Direction>
Would you retype all of these records exactly?

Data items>
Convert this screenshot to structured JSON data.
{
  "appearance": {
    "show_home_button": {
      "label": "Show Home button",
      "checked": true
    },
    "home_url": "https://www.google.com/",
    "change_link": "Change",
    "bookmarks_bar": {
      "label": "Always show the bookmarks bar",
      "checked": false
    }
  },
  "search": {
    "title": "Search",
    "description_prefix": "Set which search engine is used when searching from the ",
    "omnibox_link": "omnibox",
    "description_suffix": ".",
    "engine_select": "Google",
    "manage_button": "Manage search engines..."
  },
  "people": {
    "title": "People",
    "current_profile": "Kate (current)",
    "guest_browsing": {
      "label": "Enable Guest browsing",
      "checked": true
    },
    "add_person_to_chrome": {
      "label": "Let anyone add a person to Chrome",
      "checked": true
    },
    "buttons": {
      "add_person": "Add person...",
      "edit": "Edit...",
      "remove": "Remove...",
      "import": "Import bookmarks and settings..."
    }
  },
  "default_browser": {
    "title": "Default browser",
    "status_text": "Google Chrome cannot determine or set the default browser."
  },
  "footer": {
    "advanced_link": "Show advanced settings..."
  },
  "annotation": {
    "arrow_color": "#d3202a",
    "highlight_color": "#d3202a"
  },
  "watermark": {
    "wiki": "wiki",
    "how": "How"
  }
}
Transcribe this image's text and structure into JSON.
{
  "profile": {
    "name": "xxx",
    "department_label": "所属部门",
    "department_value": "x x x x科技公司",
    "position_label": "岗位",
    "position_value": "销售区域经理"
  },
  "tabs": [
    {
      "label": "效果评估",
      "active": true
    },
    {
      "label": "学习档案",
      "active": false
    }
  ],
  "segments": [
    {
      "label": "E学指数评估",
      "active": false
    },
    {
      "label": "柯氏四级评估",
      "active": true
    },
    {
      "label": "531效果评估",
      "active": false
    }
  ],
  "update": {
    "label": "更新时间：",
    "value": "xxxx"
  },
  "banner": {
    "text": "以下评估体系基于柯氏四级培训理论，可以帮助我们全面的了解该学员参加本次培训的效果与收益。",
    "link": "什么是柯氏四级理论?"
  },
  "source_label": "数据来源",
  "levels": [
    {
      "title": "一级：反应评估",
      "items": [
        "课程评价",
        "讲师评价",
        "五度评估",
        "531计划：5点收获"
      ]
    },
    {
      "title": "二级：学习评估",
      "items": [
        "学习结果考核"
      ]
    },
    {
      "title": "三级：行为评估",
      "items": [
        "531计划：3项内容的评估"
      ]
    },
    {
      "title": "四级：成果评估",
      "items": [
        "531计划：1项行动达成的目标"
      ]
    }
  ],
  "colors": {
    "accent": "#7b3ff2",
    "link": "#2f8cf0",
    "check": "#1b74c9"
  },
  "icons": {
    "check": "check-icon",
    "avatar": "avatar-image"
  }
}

Solution>
Convert this screenshot to structured JSON data.
{
  "appearance": {
    "show_home_button": {
      "label": "Show Home button",
      "checked": true
    },
    "home_url": "https://www.google.com/",
    "change_link": "Change",
    "bookmarks_bar": {
      "label": "Always show the bookmarks bar",
      "checked": false
    }
  },
  "search": {
    "title": "Search",
    "description_prefix": "Set which search engine is used when searching from the ",
    "omnibox_link": "omnibox",
    "description_suffix": ".",
    "engine_select": "Google",
    "manage_button": "Manage search engines..."
  },
  "people": {
    "title": "People",
    "current_profile": "Kate (current)",
    "guest_browsing": {
      "label": "Enable Guest browsing",
      "checked": true
    },
    "add_person_to_chrome": {
      "label": "Let anyone add a person to Chrome",
      "checked": true
    },
    "buttons": {
      "add_person": "Add person...",
      "edit": "Edit...",
      "remove": "Remove...",
      "import": "Import bookmarks and settings..."
    }
  },
  "default_browser": {
    "title": "Default browser",
    "status_text": "Google Chrome cannot determine or set the default browser."
  },
  "footer": {
    "advanced_link": "Show advanced settings..."
  },
  "annotation": {
    "arrow_color": "#d3202a",
    "highlight_color": "#d3202a"
  },
  "watermark": {
    "wiki": "wiki",
    "how": "How"
  }
}
Transcribe this image's text and structure into JSON.
{
  "profile": {
    "name": "xxx",
    "department_label": "所属部门",
    "department_value": "x x x x科技公司",
    "position_label": "岗位",
    "position_value": "销售区域经理"
  },
  "tabs": [
    {
      "label": "效果评估",
      "active": true
    },
    {
      "label": "学习档案",
      "active": false
    }
  ],
  "segments": [
    {
      "label": "E学指数评估",
      "active": false
    },
    {
      "label": "柯氏四级评估",
      "active": true
    },
    {
      "label": "531效果评估",
      "active": false
    }
  ],
  "update": {
    "label": "更新时间：",
    "value": "xxxx"
  },
  "banner": {
    "text": "以下评估体系基于柯氏四级培训理论，可以帮助我们全面的了解该学员参加本次培训的效果与收益。",
    "link": "什么是柯氏四级理论?"
  },
  "source_label": "数据来源",
  "levels": [
    {
      "title": "一级：反应评估",
      "items": [
        "课程评价",
        "讲师评价",
        "五度评估",
        "531计划：5点收获"
      ]
    },
    {
      "title": "二级：学习评估",
      "items": [
        "学习结果考核"
      ]
    },
    {
      "title": "三级：行为评估",
      "items": [
        "531计划：3项内容的评估"
      ]
    },
    {
      "title": "四级：成果评估",
      "items": [
        "531计划：1项行动达成的目标"
      ]
    }
  ],
  "colors": {
    "accent": "#7b3ff2",
    "link": "#2f8cf0",
    "check": "#1b74c9"
  },
  "icons": {
    "check": "check-icon",
    "avatar": "avatar-image"
  }
}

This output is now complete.